◆ **What this task involves**
Which lines of the records contain "JSON"? Collect every one of them.

◆ **Provided information**
— start —

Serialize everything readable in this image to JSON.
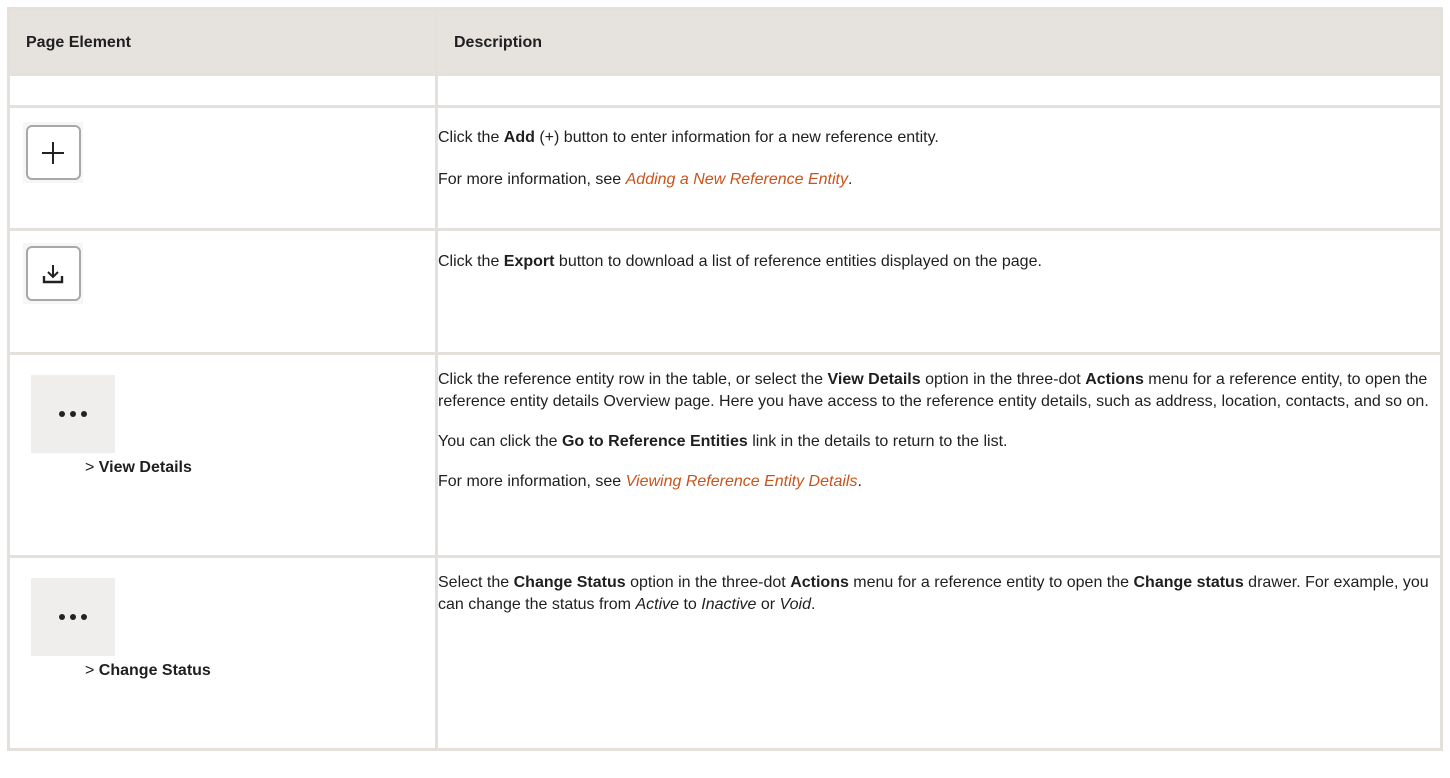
{
  "table": {
    "headers": {
      "page_element": "Page Element",
      "description": "Description"
    },
    "add_row": {
      "icon": "plus-icon",
      "p1_pre": "Click the ",
      "p1_bold": "Add",
      "p1_post": " (+) button to enter information for a new reference entity.",
      "p2_pre": "For more information, see ",
      "p2_link": "Adding a New Reference Entity",
      "p2_post": "."
    },
    "export_row": {
      "icon": "download-icon",
      "p1_pre": "Click the ",
      "p1_bold": "Export",
      "p1_post": " button to download a list of reference entities displayed on the page."
    },
    "view_row": {
      "icon": "three-dot-icon",
      "gt": "> ",
      "label": "View Details",
      "p1_a": "Click the reference entity row in the table, or select the ",
      "p1_b": "View Details",
      "p1_c": " option in the three-dot ",
      "p1_d": "Actions",
      "p1_e": " menu for a reference entity, to open the reference entity details Overview page. Here you have access to the reference entity details, such as address, location, contacts, and so on.",
      "p2_a": "You can click the ",
      "p2_b": "Go to Reference Entities",
      "p2_c": " link in the details to return to the list.",
      "p3_pre": "For more information, see ",
      "p3_link": "Viewing Reference Entity Details",
      "p3_post": "."
    },
    "status_row": {
      "icon": "three-dot-icon",
      "gt": "> ",
      "label": "Change Status",
      "p1_a": "Select the ",
      "p1_b": "Change Status",
      "p1_c": " option in the three-dot ",
      "p1_d": "Actions",
      "p1_e": " menu for a reference entity to open the ",
      "p1_f": "Change status",
      "p1_g": " drawer. For example, you can change the status from ",
      "p1_h": "Active",
      "p1_i": " to ",
      "p1_j": "Inactive",
      "p1_k": " or ",
      "p1_l": "Void",
      "p1_m": "."
    }
  },
  "colors": {
    "header_bg": "#e6e3df",
    "border": "#e4e1dc",
    "link": "#c9541b"
  }
}
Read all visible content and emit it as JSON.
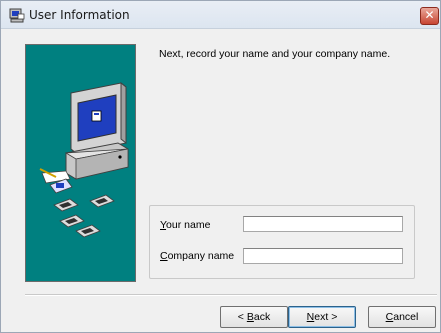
{
  "window": {
    "title": "User Information",
    "close_label": "✕"
  },
  "intro_text": "Next, record your name and your company name.",
  "form": {
    "name_label_first": "Y",
    "name_label_rest": "our name",
    "name_value": "",
    "company_label_first": "C",
    "company_label_rest": "ompany name",
    "company_value": ""
  },
  "buttons": {
    "back_prefix": "< ",
    "back_first": "B",
    "back_rest": "ack",
    "next_first": "N",
    "next_rest": "ext >",
    "cancel_first": "C",
    "cancel_rest": "ancel"
  },
  "colors": {
    "panel": "#008080",
    "close": "#c84532"
  }
}
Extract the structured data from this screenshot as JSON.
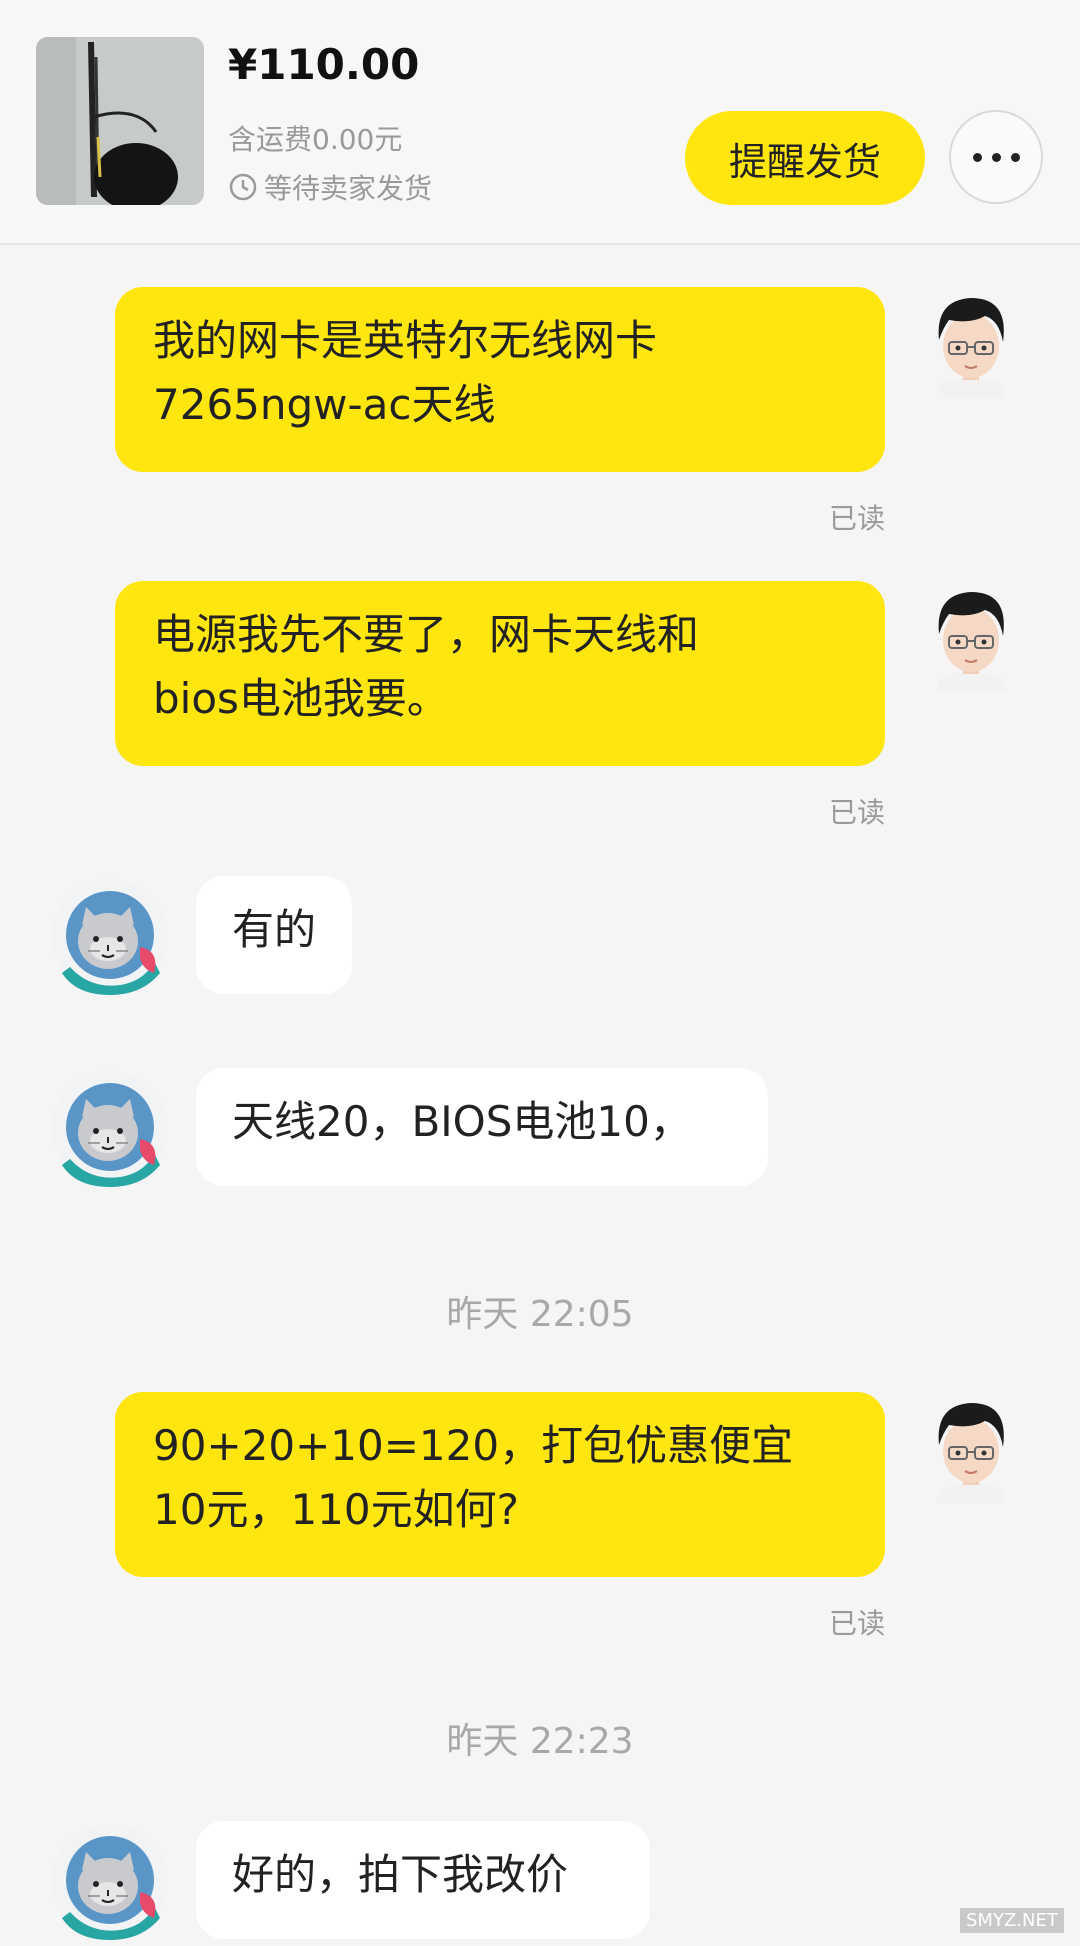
{
  "order": {
    "price": "¥110.00",
    "shipping": "含运费0.00元",
    "status": "等待卖家发货",
    "remind_label": "提醒发货"
  },
  "messages": [
    {
      "side": "out",
      "text": "我的网卡是英特尔无线网卡\n7265ngw-ac天线",
      "read": "已读"
    },
    {
      "side": "out",
      "text": "电源我先不要了，网卡天线和\nbios电池我要。",
      "read": "已读"
    },
    {
      "side": "in",
      "text": "有的"
    },
    {
      "side": "in",
      "text": "天线20，BIOS电池10，"
    },
    {
      "side": "out",
      "text": "90+20+10=120，打包优惠便宜\n10元，110元如何?",
      "read": "已读"
    },
    {
      "side": "in",
      "text": "好的，拍下我改价"
    }
  ],
  "time_separators": [
    "昨天 22:05",
    "昨天 22:23"
  ],
  "watermark": "SMYZ.NET",
  "colors": {
    "accent": "#ffe60f",
    "background": "#f5f5f5"
  }
}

— end —

◆ **Answer to this task**
Serialize everything readable in this image to JSON.
Read all visible content and emit it as JSON.
Extract the structured data from this screenshot as JSON.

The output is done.